Stated goal -
Wherever "ناپذ" appears in a line, list that line.

(Collected data)

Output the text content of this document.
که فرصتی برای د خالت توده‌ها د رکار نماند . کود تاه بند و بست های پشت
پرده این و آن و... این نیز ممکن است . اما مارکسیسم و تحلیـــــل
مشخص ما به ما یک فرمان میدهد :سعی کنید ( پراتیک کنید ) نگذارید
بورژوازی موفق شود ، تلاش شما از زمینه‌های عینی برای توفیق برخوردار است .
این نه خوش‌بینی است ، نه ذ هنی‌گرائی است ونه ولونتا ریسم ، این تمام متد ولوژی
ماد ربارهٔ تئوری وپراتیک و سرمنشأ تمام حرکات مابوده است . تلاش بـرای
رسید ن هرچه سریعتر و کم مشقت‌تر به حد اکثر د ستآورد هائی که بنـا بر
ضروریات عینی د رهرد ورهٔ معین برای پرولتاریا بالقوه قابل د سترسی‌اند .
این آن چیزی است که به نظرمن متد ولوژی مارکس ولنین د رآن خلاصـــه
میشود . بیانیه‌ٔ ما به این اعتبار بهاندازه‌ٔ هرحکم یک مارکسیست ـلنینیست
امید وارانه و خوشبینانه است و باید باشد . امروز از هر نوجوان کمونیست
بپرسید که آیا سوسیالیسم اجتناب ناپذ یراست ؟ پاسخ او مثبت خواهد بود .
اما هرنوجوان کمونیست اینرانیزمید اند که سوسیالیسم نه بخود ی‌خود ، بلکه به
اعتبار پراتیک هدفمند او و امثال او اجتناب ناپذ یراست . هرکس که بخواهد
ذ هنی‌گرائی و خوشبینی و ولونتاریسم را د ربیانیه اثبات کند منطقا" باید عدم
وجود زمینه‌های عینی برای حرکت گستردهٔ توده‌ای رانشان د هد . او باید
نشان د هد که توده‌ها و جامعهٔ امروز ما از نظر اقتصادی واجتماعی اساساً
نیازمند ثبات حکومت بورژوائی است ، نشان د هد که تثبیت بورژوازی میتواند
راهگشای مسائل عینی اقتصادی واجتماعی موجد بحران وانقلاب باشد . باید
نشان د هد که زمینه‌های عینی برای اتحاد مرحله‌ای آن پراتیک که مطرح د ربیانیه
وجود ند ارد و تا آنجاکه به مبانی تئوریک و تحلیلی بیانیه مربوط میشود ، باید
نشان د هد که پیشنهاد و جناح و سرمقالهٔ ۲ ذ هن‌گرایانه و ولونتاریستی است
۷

Task result -
بپرسید که آیا سوسیالیسم اجتناب ناپذ یراست ؟ پاسخ او مثبت خواهد بود .
اعتبار پراتیک هدفمند او و امثال او اجتناب ناپذ یراست . هرکس که بخواهد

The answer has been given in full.